- PAGE -
————————

This stayed with me when I began composing. My usual question is often one of continuation: where does this material go, how does it morph, when does it fail, what does its failure make possible? In Confluences, the question became simpler and stranger: what is it?

Not where is it going, but what is this field? What is this vibration? What kind of being-together does this sound make possible?

This is where the title began to matter. A confluence is not a development. It is a meeting. Things arrive together without needing to become one thing. They alter one another by proximity. They produce consequence without becoming a single argument.

Failing to arrive happily

This also unsettled something in my PhD thinking. Much of the PhD has been grounded in continuation: how material persists without a destination, how it reaches fatigue, and how that fatigue can become structurally meaningful. Failure there is not error. It is the point where going on no longer produces anything new.

In Confluences, failure felt different. The music still does not arrive. It still does not become more than it is. But this no longer felt like a problem. It did not feel like a crisis of continuation.

Let us fail to arrive anywhere happily.

That sentence became useful afterwards. The music does not need to go elsewhere in order to justify itself. It can remain on one plane and allow that plane to become unstable from within. Failure does not always have to produce a cut, a boundary, or an abandonment. It can become a way of staying with sound without asking it to become an argument.

————————

- PROBLEMS -
(a) Reproduce the spatial layout entries verbatim, from the first line of the entries through the line holding "- callout-7: 7: [543, 231, 549, 243]", inclusive.
(b) Pick up the reflection on composing Confluences right after its final sentence and carry it forward.

(Spatial layout entries)
————————

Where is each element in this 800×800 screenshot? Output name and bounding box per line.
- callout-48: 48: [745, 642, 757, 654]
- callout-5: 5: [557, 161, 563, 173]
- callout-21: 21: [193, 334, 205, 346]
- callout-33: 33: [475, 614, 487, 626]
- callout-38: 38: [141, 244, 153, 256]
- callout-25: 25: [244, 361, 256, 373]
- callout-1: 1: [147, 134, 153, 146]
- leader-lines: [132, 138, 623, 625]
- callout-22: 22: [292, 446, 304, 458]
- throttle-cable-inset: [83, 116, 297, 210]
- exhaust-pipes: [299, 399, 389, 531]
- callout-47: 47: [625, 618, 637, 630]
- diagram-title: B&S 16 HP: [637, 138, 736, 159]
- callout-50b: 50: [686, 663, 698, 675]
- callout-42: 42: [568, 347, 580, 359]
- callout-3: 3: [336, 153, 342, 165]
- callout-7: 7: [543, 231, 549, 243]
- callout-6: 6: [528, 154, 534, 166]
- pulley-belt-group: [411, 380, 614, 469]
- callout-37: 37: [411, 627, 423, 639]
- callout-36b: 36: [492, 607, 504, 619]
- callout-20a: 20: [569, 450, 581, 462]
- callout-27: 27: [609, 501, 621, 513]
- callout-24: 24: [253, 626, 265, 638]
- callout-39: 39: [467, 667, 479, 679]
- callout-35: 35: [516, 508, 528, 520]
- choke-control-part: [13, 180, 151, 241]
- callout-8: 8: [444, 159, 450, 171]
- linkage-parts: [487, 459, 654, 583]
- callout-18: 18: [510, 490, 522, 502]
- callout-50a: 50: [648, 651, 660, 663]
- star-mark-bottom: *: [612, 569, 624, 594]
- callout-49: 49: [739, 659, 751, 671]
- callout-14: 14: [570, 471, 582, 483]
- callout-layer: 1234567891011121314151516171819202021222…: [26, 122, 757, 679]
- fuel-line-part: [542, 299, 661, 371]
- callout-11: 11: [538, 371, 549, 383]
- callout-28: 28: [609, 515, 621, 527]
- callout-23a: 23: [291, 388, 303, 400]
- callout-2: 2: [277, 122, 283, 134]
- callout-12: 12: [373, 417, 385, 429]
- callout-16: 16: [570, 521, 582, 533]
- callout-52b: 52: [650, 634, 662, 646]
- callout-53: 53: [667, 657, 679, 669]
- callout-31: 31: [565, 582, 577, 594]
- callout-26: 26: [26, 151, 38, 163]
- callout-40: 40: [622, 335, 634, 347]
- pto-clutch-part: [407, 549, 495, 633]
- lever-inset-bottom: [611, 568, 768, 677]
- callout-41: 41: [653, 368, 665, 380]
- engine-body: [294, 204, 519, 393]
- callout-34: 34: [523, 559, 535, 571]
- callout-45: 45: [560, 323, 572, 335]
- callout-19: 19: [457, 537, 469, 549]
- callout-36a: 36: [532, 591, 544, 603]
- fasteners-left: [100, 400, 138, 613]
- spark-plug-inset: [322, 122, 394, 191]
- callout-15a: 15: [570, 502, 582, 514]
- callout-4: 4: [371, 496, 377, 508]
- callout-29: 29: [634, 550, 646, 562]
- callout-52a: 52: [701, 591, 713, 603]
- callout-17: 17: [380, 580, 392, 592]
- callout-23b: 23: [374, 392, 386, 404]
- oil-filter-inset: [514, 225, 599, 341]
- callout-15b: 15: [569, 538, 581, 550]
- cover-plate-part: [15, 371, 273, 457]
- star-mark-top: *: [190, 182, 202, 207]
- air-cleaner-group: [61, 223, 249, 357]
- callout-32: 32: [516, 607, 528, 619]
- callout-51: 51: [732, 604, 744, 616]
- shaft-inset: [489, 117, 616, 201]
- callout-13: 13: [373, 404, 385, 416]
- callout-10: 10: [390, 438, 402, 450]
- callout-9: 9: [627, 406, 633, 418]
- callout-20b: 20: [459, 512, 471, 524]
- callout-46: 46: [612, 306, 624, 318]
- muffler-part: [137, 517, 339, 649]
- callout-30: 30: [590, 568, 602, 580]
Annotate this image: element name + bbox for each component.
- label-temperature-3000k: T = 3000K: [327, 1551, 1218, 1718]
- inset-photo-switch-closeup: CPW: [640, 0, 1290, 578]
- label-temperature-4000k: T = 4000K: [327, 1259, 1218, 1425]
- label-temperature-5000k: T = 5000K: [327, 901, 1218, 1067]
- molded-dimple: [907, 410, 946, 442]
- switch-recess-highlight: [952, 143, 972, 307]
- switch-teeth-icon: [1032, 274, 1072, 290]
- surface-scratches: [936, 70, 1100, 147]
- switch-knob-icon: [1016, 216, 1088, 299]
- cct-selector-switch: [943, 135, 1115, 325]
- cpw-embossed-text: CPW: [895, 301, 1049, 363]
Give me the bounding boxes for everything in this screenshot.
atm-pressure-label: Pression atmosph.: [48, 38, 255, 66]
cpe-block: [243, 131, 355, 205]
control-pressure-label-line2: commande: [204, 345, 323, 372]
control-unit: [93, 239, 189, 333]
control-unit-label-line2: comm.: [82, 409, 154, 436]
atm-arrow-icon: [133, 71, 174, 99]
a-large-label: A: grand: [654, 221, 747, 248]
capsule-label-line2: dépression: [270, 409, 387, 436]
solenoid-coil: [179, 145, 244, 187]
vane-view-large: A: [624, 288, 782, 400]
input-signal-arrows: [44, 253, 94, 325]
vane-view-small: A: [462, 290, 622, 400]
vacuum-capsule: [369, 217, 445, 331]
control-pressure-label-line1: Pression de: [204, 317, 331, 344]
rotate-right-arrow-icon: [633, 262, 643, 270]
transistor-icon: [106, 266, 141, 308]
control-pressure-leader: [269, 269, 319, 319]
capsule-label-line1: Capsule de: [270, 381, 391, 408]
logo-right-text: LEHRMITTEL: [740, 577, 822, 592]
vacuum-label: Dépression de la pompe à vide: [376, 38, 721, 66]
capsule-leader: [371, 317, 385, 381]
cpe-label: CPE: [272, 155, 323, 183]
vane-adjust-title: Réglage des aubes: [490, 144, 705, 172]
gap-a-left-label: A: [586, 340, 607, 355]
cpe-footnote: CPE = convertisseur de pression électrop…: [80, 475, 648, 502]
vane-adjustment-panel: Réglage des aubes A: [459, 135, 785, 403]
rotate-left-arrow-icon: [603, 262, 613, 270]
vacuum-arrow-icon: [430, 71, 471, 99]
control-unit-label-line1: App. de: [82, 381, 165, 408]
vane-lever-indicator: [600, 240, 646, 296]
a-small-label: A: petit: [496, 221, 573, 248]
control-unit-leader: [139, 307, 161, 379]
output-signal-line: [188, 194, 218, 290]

————————

- EXERCISE ANSWERS -
(a)
Where is each element in this 800×800 screenshot? Output name and bounding box per line.
- callout-48: 48: [745, 642, 757, 654]
- callout-5: 5: [557, 161, 563, 173]
- callout-21: 21: [193, 334, 205, 346]
- callout-33: 33: [475, 614, 487, 626]
- callout-38: 38: [141, 244, 153, 256]
- callout-25: 25: [244, 361, 256, 373]
- callout-1: 1: [147, 134, 153, 146]
- leader-lines: [132, 138, 623, 625]
- callout-22: 22: [292, 446, 304, 458]
- throttle-cable-inset: [83, 116, 297, 210]
- exhaust-pipes: [299, 399, 389, 531]
- callout-47: 47: [625, 618, 637, 630]
- diagram-title: B&S 16 HP: [637, 138, 736, 159]
- callout-50b: 50: [686, 663, 698, 675]
- callout-42: 42: [568, 347, 580, 359]
- callout-3: 3: [336, 153, 342, 165]
- callout-7: 7: [543, 231, 549, 243]

(b)
The emotional temperature of the work changed. It felt stranger and more relaxed at the same time, Obscure yet direct. The language was not radically different from my other music, but the piece did fewer things and asked those things to carry more weight.

One plane per movement

Because the piece had to be for cellos, I began from resonance: similar instruments vibrating close together, beating between close pitches, tuning as a living surface. Three cellos can make harmony feel physical. A pitch becomes less like a point than a field of unstable partials.

Moving from quartet to trio was practical, but it also clarified the piece. It became more concentrated. Each movement stays close to one plane of material. This was unusual for me. In other pieces, I often move through several material types, allowing one condition to lead into another. Here, the movements do not travel in that way. They remain inside a field and ask what can happen there.

Duration is also unsettled. Movements I and III can continue through cycles of setups and readings, almost like installations. Movement II uses free-time notation, so one performance may stretch or compress the material very differently from another.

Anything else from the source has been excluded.